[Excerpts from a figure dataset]
----------------

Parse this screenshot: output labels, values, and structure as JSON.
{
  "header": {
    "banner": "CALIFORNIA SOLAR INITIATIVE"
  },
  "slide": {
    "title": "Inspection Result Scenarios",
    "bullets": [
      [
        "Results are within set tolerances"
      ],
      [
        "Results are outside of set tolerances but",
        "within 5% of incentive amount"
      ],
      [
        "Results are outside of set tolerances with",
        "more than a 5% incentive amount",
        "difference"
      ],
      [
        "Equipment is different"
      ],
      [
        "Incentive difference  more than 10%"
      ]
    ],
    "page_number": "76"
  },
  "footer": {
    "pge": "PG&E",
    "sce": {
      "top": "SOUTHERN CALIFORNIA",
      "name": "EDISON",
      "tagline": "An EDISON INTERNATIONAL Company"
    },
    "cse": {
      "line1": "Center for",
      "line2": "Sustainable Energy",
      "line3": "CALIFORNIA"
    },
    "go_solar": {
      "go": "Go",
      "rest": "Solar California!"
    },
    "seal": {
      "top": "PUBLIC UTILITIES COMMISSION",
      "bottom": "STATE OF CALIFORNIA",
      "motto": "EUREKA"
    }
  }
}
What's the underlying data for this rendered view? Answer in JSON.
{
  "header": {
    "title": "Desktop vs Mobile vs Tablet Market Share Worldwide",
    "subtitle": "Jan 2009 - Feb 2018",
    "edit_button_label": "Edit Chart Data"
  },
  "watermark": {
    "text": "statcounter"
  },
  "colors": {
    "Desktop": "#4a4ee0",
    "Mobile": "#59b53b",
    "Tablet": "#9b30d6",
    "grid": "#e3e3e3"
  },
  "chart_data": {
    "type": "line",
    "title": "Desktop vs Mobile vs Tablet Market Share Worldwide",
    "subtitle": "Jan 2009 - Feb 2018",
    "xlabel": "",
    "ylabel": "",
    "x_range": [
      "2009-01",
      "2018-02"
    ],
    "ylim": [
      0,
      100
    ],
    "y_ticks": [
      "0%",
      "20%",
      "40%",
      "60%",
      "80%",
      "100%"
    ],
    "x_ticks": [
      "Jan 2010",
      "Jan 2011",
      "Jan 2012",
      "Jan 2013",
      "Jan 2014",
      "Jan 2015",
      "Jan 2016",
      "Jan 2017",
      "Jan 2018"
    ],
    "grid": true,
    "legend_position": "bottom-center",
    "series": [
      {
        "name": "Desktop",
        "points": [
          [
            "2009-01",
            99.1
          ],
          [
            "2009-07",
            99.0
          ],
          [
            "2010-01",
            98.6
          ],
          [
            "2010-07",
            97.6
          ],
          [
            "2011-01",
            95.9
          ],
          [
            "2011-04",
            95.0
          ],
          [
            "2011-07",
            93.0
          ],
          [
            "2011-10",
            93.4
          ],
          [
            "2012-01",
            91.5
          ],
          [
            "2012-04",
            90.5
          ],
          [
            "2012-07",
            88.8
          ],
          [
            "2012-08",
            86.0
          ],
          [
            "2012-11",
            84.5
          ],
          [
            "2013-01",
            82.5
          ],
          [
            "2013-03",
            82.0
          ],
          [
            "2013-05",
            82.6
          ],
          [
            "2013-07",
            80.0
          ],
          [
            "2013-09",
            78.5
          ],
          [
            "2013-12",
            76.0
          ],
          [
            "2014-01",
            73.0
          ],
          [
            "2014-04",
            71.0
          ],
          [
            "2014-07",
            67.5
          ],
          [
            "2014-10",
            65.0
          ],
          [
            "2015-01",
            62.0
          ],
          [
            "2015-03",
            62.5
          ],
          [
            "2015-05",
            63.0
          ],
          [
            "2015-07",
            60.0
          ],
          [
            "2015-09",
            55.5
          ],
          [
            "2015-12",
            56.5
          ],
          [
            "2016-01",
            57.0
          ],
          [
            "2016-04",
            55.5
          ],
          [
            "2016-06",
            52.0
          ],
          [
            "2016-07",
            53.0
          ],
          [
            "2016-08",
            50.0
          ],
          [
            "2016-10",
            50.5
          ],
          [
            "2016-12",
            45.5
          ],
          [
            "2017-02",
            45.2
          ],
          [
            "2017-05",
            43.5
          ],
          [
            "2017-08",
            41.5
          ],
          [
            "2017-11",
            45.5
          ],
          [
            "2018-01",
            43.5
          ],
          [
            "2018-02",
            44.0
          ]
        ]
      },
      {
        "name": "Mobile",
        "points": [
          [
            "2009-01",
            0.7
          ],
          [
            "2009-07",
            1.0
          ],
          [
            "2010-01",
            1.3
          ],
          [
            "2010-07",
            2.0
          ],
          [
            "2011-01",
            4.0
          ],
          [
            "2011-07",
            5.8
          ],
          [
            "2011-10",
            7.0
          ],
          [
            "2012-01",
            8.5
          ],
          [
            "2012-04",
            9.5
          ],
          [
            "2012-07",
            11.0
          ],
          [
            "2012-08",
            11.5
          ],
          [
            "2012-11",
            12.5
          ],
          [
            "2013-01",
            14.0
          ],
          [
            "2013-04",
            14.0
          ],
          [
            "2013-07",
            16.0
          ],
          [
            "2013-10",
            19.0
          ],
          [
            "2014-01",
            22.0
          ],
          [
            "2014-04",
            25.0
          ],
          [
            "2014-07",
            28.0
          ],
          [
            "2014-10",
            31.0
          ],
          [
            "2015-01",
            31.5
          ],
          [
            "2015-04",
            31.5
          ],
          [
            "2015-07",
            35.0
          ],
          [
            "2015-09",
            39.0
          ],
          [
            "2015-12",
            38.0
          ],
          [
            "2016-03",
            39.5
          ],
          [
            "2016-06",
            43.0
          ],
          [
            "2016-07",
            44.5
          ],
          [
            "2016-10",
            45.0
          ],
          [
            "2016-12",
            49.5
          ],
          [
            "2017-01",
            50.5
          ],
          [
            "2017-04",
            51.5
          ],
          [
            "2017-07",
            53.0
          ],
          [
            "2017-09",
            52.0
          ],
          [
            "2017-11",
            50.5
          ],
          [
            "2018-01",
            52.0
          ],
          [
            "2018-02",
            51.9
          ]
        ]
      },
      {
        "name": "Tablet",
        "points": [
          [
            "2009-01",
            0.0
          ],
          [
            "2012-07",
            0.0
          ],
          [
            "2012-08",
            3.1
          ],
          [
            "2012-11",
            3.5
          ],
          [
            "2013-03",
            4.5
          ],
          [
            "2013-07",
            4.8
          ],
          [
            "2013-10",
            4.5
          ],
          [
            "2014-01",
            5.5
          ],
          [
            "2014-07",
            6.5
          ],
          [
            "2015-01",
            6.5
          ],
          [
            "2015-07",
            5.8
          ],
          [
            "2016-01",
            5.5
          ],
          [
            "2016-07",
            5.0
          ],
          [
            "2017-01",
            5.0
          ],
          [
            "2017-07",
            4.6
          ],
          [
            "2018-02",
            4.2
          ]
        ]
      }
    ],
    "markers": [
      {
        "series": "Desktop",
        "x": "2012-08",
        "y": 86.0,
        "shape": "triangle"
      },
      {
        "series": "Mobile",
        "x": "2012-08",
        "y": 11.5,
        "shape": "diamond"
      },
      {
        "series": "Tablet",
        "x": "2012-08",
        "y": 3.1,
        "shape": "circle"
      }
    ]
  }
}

----------------

**WHAT TO PRODUCE:**
Each line in the listing above that contains "name" should be copied.

**THE COMPLETED TASK:**
      "name": "EDISON",
        "name": "Desktop",
        "name": "Mobile",
        "name": "Tablet",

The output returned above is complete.